● **PROBLEM TO SOLVE**: Pull out every line with the word "dans".

● **RECORDS**:
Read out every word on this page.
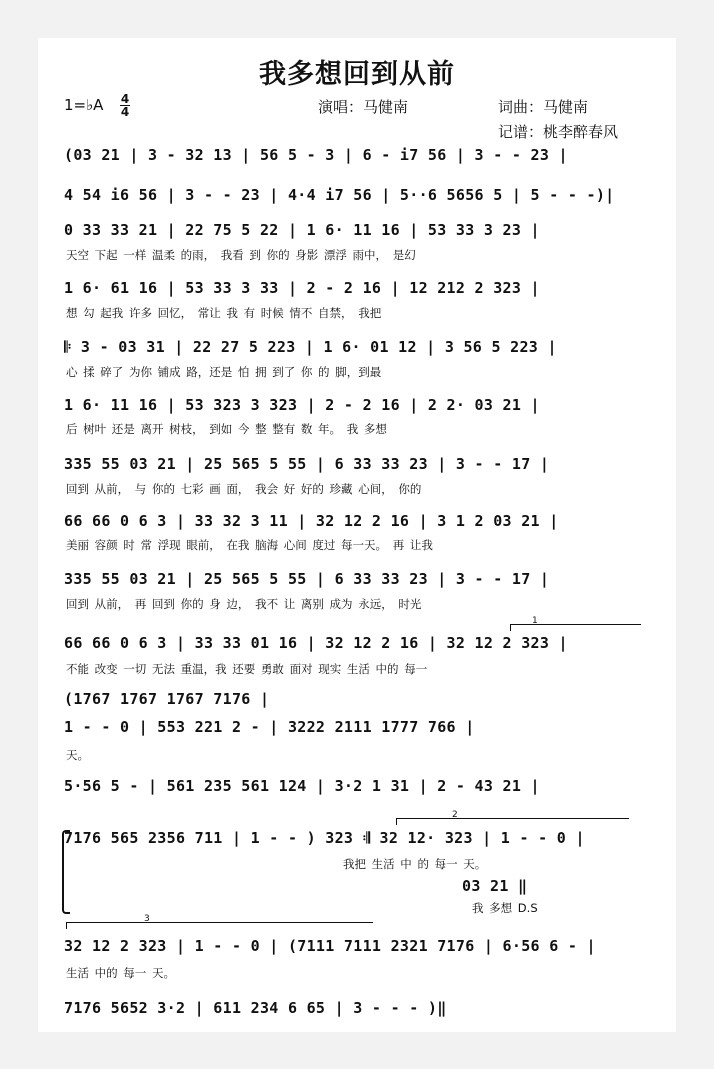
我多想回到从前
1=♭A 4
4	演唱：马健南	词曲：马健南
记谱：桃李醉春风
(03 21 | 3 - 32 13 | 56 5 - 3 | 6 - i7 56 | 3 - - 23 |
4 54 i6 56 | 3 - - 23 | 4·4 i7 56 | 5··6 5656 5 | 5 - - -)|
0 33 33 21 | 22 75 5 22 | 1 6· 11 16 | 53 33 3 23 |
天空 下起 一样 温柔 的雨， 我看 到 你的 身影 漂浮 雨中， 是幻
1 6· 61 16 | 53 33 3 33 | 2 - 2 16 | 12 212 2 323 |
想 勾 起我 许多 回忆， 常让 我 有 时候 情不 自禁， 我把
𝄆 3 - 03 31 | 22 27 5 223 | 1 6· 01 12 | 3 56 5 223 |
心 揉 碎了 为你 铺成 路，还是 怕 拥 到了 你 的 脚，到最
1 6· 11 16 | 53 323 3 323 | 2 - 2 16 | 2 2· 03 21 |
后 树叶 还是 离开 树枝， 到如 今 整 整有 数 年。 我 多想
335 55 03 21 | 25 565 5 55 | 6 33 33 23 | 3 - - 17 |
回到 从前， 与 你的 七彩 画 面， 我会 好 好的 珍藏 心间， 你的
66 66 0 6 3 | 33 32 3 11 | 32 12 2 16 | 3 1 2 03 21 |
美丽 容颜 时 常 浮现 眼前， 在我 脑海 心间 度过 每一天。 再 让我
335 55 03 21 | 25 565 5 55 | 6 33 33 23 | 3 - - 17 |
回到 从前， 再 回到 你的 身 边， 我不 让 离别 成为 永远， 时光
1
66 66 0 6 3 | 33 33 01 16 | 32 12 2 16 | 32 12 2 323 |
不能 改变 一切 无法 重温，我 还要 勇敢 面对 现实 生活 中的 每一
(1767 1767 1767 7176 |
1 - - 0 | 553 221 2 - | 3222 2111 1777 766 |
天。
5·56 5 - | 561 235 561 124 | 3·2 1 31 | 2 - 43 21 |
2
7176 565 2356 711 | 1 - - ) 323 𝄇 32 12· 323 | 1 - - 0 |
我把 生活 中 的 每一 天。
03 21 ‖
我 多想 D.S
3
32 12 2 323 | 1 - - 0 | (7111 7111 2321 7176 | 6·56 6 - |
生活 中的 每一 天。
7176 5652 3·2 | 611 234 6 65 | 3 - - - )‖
...
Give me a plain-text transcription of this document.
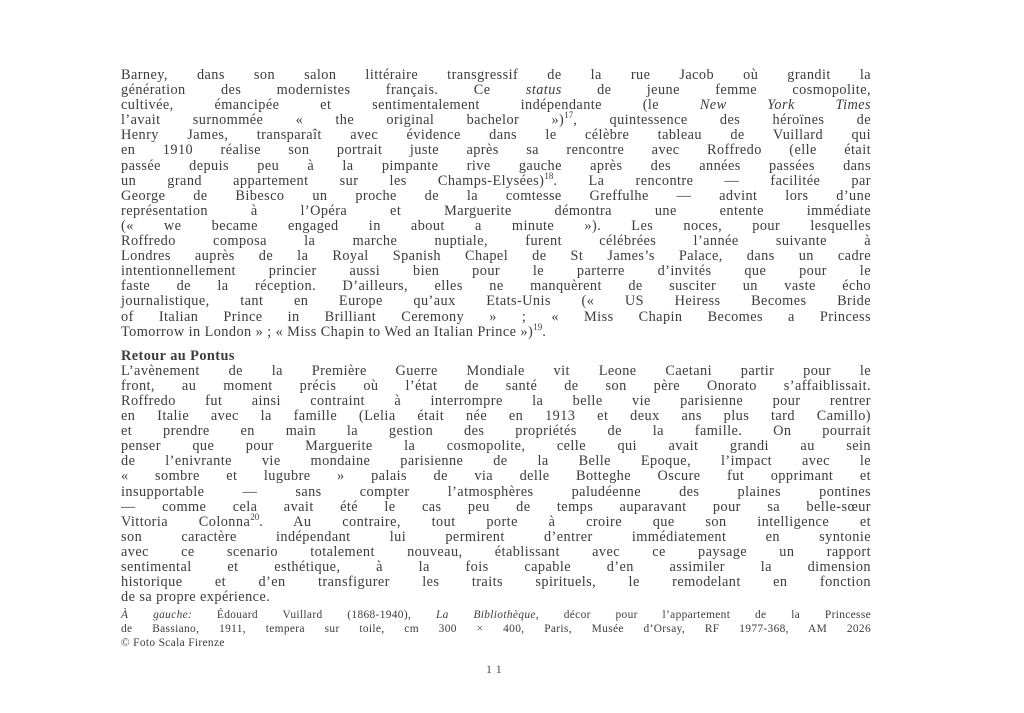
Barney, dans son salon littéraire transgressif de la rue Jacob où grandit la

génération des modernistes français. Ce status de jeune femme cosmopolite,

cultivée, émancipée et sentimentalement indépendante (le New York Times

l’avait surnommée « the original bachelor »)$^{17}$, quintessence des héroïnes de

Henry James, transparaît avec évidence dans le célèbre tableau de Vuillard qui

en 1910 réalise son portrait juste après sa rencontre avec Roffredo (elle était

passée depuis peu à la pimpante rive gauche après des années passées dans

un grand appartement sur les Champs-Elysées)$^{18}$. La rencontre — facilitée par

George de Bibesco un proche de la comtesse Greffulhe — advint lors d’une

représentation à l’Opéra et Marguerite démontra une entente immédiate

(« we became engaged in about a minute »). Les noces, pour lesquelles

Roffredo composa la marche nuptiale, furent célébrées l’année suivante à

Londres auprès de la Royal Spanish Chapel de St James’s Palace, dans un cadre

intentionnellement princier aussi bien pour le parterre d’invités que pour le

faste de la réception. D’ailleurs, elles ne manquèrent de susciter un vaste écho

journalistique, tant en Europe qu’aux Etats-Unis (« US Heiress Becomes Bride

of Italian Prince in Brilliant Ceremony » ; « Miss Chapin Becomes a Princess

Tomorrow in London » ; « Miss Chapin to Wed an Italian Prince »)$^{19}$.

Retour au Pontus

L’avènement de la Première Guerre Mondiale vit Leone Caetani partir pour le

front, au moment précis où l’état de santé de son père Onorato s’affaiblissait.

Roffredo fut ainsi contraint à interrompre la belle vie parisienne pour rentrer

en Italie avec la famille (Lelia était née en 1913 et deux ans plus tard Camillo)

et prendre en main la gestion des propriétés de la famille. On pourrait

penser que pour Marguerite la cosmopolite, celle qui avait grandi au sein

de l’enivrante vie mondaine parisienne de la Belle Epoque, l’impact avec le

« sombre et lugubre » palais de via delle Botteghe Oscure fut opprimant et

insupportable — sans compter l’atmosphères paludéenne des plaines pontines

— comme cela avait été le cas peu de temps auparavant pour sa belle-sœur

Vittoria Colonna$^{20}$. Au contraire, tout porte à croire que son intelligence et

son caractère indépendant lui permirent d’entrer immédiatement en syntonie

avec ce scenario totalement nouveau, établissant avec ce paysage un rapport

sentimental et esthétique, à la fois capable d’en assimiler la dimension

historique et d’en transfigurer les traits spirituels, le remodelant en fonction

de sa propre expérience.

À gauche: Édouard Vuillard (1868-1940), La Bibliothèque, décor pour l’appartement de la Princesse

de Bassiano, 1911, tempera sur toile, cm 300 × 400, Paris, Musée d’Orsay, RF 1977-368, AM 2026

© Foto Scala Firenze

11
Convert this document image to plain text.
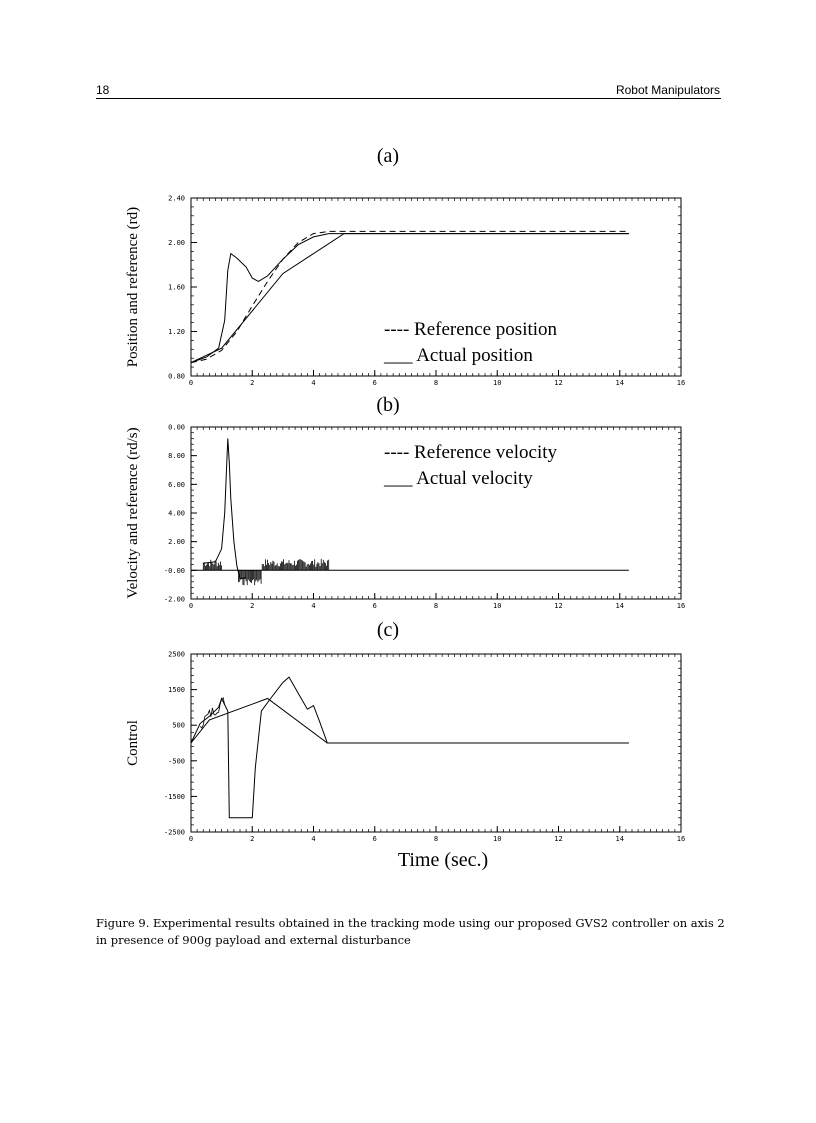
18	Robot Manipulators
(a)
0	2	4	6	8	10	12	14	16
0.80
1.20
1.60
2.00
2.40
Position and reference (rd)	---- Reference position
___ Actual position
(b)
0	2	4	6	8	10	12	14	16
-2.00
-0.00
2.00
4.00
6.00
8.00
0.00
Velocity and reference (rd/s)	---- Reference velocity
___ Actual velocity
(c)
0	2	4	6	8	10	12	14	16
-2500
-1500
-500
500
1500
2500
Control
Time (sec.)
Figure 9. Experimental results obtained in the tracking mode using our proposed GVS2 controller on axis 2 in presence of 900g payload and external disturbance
==
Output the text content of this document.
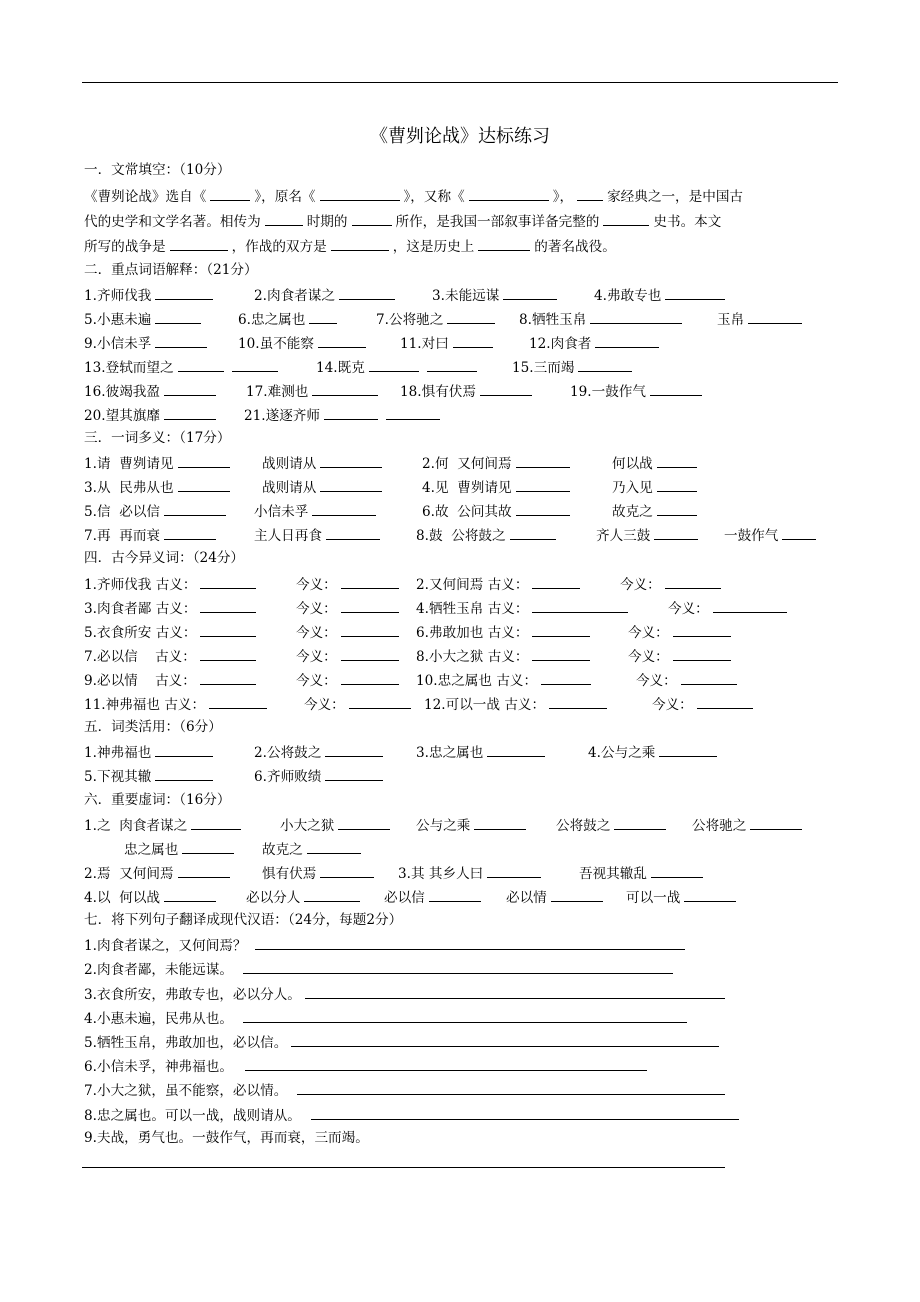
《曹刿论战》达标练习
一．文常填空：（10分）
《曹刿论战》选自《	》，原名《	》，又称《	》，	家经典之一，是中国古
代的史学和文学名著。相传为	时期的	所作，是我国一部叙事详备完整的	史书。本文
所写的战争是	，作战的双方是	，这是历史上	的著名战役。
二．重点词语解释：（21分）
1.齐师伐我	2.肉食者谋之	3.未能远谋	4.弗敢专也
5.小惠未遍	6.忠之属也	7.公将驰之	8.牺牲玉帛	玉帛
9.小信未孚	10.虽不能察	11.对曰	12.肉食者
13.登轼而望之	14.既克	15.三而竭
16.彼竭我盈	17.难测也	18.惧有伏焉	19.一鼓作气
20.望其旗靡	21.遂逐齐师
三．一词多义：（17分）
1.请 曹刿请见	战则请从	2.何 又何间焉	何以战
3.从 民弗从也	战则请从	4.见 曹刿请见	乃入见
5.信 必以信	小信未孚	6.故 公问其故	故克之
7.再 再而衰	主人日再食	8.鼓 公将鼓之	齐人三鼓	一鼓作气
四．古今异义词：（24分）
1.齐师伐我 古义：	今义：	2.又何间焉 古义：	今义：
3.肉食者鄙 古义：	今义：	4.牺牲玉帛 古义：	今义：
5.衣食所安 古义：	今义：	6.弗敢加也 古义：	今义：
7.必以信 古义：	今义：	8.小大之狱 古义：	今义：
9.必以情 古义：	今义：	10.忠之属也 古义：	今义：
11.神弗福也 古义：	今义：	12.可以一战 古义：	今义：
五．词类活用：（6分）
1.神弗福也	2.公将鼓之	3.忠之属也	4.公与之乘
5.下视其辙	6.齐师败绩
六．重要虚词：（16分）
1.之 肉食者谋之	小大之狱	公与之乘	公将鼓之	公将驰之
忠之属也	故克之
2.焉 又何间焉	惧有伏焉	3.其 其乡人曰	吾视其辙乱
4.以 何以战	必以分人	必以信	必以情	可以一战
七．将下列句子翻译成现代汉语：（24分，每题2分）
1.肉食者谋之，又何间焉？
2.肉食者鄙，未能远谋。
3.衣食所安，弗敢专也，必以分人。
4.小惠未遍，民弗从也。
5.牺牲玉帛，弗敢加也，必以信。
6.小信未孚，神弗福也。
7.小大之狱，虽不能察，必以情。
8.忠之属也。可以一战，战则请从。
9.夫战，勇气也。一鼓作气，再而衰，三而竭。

● **THE REPLY**:
Barney, dans son salon littéraire transgressif de la rue Jacob où grandit la
Henry James, transparaît avec évidence dans le célèbre tableau de Vuillard qui
passée depuis peu à la pimpante rive gauche après des années passées dans
Londres auprès de la Royal Spanish Chapel de St James’s Palace, dans un cadre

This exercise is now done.